[Begin]
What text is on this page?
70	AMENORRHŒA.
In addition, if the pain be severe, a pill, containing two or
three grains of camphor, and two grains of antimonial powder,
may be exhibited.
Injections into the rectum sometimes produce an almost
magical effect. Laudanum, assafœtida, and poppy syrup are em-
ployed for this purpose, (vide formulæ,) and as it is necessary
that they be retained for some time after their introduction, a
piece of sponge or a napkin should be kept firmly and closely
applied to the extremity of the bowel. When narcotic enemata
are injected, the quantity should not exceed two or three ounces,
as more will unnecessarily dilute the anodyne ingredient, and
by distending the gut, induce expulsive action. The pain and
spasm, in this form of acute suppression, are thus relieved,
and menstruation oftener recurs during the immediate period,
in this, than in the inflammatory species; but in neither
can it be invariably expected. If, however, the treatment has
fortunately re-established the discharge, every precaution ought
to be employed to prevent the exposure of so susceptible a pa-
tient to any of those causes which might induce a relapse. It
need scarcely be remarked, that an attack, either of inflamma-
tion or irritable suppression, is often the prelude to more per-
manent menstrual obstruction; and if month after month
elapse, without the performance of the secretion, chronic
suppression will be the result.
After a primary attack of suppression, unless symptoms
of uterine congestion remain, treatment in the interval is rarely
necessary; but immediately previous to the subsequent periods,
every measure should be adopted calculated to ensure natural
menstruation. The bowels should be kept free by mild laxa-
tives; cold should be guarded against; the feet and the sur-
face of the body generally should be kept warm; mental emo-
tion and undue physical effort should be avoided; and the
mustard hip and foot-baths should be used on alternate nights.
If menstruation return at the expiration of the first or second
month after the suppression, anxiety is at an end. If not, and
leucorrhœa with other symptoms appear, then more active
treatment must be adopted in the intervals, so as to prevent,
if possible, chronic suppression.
[End]
Repeat the listing in full, keeping every line exactly as it is.

RESULT FOR THIS TASK
What text is on this page?
70	AMENORRHŒA.
In addition, if the pain be severe, a pill, containing two or
three grains of camphor, and two grains of antimonial powder,
may be exhibited.
Injections into the rectum sometimes produce an almost
magical effect. Laudanum, assafœtida, and poppy syrup are em-
ployed for this purpose, (vide formulæ,) and as it is necessary
that they be retained for some time after their introduction, a
piece of sponge or a napkin should be kept firmly and closely
applied to the extremity of the bowel. When narcotic enemata
are injected, the quantity should not exceed two or three ounces,
as more will unnecessarily dilute the anodyne ingredient, and
by distending the gut, induce expulsive action. The pain and
spasm, in this form of acute suppression, are thus relieved,
and menstruation oftener recurs during the immediate period,
in this, than in the inflammatory species; but in neither
can it be invariably expected. If, however, the treatment has
fortunately re-established the discharge, every precaution ought
to be employed to prevent the exposure of so susceptible a pa-
tient to any of those causes which might induce a relapse. It
need scarcely be remarked, that an attack, either of inflamma-
tion or irritable suppression, is often the prelude to more per-
manent menstrual obstruction; and if month after month
elapse, without the performance of the secretion, chronic
suppression will be the result.
After a primary attack of suppression, unless symptoms
of uterine congestion remain, treatment in the interval is rarely
necessary; but immediately previous to the subsequent periods,
every measure should be adopted calculated to ensure natural
menstruation. The bowels should be kept free by mild laxa-
tives; cold should be guarded against; the feet and the sur-
face of the body generally should be kept warm; mental emo-
tion and undue physical effort should be avoided; and the
mustard hip and foot-baths should be used on alternate nights.
If menstruation return at the expiration of the first or second
month after the suppression, anxiety is at an end. If not, and
leucorrhœa with other symptoms appear, then more active
treatment must be adopted in the intervals, so as to prevent,
if possible, chronic suppression.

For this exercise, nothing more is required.